**Input data**
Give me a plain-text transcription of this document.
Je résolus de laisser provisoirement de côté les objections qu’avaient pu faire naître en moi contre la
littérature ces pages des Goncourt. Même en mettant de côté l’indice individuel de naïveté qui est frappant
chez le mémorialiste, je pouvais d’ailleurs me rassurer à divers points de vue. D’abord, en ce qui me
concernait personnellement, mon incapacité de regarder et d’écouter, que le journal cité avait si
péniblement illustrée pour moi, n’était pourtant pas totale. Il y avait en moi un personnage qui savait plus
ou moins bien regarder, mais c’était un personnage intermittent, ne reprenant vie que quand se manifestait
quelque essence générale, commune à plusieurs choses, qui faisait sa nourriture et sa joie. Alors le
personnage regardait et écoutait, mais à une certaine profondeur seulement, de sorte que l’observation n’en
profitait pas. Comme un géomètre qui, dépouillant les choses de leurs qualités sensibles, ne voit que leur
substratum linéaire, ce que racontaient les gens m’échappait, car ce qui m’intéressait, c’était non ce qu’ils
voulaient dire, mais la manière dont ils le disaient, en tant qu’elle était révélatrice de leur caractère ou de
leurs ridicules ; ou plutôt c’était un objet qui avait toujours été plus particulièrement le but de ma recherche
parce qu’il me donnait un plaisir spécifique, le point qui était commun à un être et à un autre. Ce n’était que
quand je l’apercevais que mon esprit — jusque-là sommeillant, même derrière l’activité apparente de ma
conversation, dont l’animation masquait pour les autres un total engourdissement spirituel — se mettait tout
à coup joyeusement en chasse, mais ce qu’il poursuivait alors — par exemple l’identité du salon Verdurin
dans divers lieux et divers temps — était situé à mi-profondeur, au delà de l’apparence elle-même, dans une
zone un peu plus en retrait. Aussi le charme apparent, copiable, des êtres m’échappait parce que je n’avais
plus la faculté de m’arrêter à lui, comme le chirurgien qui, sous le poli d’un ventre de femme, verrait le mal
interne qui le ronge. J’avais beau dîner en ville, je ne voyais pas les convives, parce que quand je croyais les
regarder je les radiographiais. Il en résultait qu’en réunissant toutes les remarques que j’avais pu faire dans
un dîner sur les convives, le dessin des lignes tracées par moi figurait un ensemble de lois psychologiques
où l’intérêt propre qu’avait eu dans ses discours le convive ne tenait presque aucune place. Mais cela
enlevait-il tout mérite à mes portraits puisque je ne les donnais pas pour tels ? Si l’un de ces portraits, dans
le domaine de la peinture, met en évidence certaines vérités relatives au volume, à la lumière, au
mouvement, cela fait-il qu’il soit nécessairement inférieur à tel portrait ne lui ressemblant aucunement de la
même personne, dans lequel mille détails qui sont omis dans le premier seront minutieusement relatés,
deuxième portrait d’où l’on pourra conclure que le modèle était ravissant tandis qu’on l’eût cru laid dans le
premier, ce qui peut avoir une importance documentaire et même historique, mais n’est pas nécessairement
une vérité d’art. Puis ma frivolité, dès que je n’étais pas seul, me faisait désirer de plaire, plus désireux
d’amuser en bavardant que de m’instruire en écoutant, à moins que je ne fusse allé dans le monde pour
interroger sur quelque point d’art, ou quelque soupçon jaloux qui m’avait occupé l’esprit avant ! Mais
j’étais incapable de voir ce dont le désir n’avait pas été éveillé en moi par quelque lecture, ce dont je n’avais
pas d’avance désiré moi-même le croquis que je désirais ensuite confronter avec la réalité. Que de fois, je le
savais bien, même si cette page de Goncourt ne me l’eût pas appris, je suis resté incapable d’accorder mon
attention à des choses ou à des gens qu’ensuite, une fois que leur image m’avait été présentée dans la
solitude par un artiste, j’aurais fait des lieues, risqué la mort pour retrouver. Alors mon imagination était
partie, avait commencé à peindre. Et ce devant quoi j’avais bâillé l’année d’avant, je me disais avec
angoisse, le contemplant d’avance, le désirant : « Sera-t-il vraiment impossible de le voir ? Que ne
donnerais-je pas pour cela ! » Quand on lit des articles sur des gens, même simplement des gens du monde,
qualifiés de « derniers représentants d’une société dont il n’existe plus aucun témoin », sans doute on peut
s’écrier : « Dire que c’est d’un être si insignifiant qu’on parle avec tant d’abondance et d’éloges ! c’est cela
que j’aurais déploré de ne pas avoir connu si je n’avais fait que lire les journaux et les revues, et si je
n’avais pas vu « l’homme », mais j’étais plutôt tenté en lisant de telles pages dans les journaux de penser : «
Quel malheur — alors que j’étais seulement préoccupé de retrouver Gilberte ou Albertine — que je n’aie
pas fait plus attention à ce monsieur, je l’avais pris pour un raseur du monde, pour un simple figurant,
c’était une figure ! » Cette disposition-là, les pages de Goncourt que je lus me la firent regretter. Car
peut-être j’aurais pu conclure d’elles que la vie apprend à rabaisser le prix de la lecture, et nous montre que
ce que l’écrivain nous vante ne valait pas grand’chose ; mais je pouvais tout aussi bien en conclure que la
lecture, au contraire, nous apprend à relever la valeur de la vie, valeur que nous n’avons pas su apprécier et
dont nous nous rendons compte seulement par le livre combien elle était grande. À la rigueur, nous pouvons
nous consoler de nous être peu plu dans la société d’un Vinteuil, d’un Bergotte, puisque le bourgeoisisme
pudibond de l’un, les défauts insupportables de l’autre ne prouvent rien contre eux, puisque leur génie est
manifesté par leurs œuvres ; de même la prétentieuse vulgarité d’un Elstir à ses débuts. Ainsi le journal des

**Task goal**
Wherever the word "dans" occurs in a line of the listing, copy that line.

**The solution**
dans divers lieux et divers temps — était situé à mi-profondeur, au delà de l’apparence elle-même, dans une
regarder je les radiographiais. Il en résultait qu’en réunissant toutes les remarques que j’avais pu faire dans
où l’intérêt propre qu’avait eu dans ses discours le convive ne tenait presque aucune place. Mais cela
enlevait-il tout mérite à mes portraits puisque je ne les donnais pas pour tels ? Si l’un de ces portraits, dans
même personne, dans lequel mille détails qui sont omis dans le premier seront minutieusement relatés,
deuxième portrait d’où l’on pourra conclure que le modèle était ravissant tandis qu’on l’eût cru laid dans le
d’amuser en bavardant que de m’instruire en écoutant, à moins que je ne fusse allé dans le monde pour
attention à des choses ou à des gens qu’ensuite, une fois que leur image m’avait été présentée dans la
n’avais pas vu « l’homme », mais j’étais plutôt tenté en lisant de telles pages dans les journaux de penser : «
nous consoler de nous être peu plu dans la société d’un Vinteuil, d’un Bergotte, puisque le bourgeoisisme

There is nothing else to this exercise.